Below are the entries; state how many of their lines contain the string "Open", and nothing more.

▸ Extracted data
★ ★ ★ ★

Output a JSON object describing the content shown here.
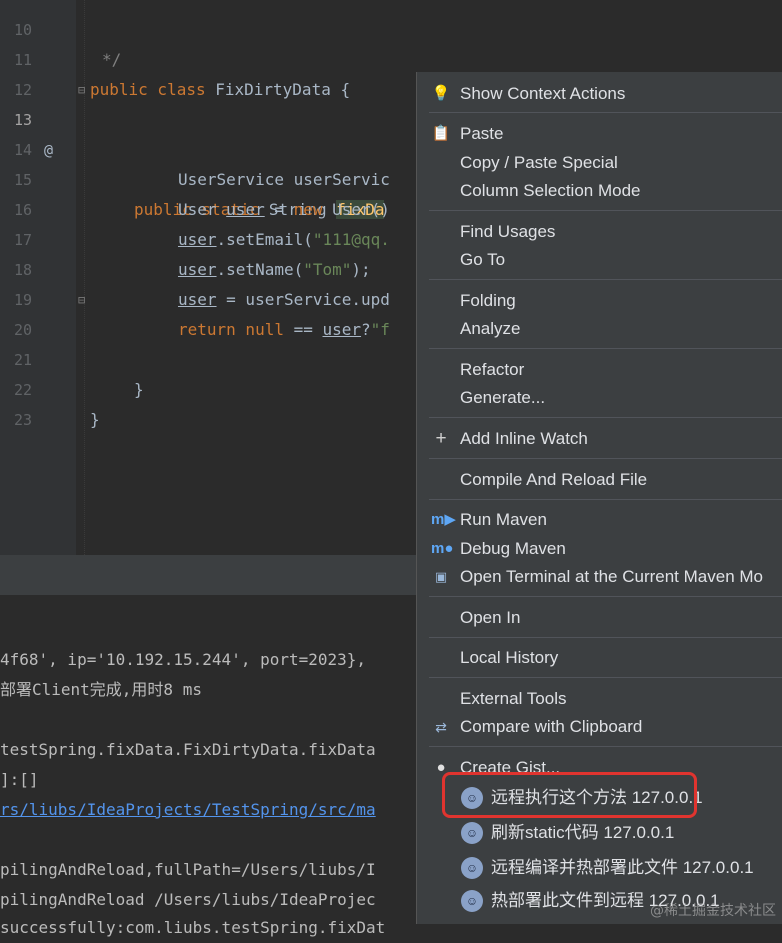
{
  "editor": {
    "lines": [
      {
        "n": "10",
        "text": "*/"
      },
      {
        "n": "11",
        "text": "public class FixDirtyData {"
      },
      {
        "n": "12",
        "text": ""
      },
      {
        "n": "13",
        "text": "public static String fixDa"
      },
      {
        "n": "14",
        "text": "UserService userServic"
      },
      {
        "n": "15",
        "text": "User user = new User()"
      },
      {
        "n": "16",
        "text": "user.setEmail(\"111@qq."
      },
      {
        "n": "17",
        "text": "user.setName(\"Tom\");"
      },
      {
        "n": "18",
        "text": "user = userService.upd"
      },
      {
        "n": "19",
        "text": "return null == user?\"f"
      },
      {
        "n": "20",
        "text": "}"
      },
      {
        "n": "21",
        "text": ""
      },
      {
        "n": "22",
        "text": "}"
      },
      {
        "n": "23",
        "text": ""
      }
    ],
    "at_marker": "@"
  },
  "console": {
    "lines": [
      "4f68', ip='10.192.15.244', port=2023},",
      "部署Client完成,用时8 ms",
      "",
      "testSpring.fixData.FixDirtyData.fixData",
      "]:[]",
      "rs/liubs/IdeaProjects/TestSpring/src/ma",
      "",
      "pilingAndReload,fullPath=/Users/liubs/I",
      "pilingAndReload /Users/liubs/IdeaProjec",
      "successfully:com.liubs.testSpring.fixDat"
    ]
  },
  "menu": {
    "items": [
      {
        "label": "Show Context Actions",
        "icon": "bulb-icon"
      },
      {
        "label": "Paste",
        "icon": "clipboard-icon"
      },
      {
        "label": "Copy / Paste Special",
        "icon": ""
      },
      {
        "label": "Column Selection Mode",
        "icon": ""
      },
      {
        "label": "Find Usages",
        "icon": ""
      },
      {
        "label": "Go To",
        "icon": ""
      },
      {
        "label": "Folding",
        "icon": ""
      },
      {
        "label": "Analyze",
        "icon": ""
      },
      {
        "label": "Refactor",
        "icon": ""
      },
      {
        "label": "Generate...",
        "icon": ""
      },
      {
        "label": "Add Inline Watch",
        "icon": "watch-add-icon"
      },
      {
        "label": "Compile And Reload File",
        "icon": ""
      },
      {
        "label": "Run Maven",
        "icon": "maven-run-icon"
      },
      {
        "label": "Debug Maven",
        "icon": "maven-debug-icon"
      },
      {
        "label": "Open Terminal at the Current Maven Mo",
        "icon": "terminal-icon"
      },
      {
        "label": "Open In",
        "icon": ""
      },
      {
        "label": "Local History",
        "icon": ""
      },
      {
        "label": "External Tools",
        "icon": ""
      },
      {
        "label": "Compare with Clipboard",
        "icon": "compare-icon"
      },
      {
        "label": "Create Gist...",
        "icon": "github-icon"
      }
    ],
    "submenu": [
      {
        "label": "远程执行这个方法 127.0.0.1",
        "icon": "avatar-icon"
      },
      {
        "label": "刷新static代码 127.0.0.1",
        "icon": "avatar-icon"
      },
      {
        "label": "远程编译并热部署此文件 127.0.0.1",
        "icon": "avatar-icon"
      },
      {
        "label": "热部署此文件到远程 127.0.0.1",
        "icon": "avatar-icon"
      }
    ]
  },
  "watermark": "@稀土掘金技术社区",
  "colors": {
    "highlight_box": "#e0342f",
    "menu_bg": "#3c3f41",
    "editor_bg": "#2b2b2b"
  }
}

★ ★ ★ ★

▸ Written response
2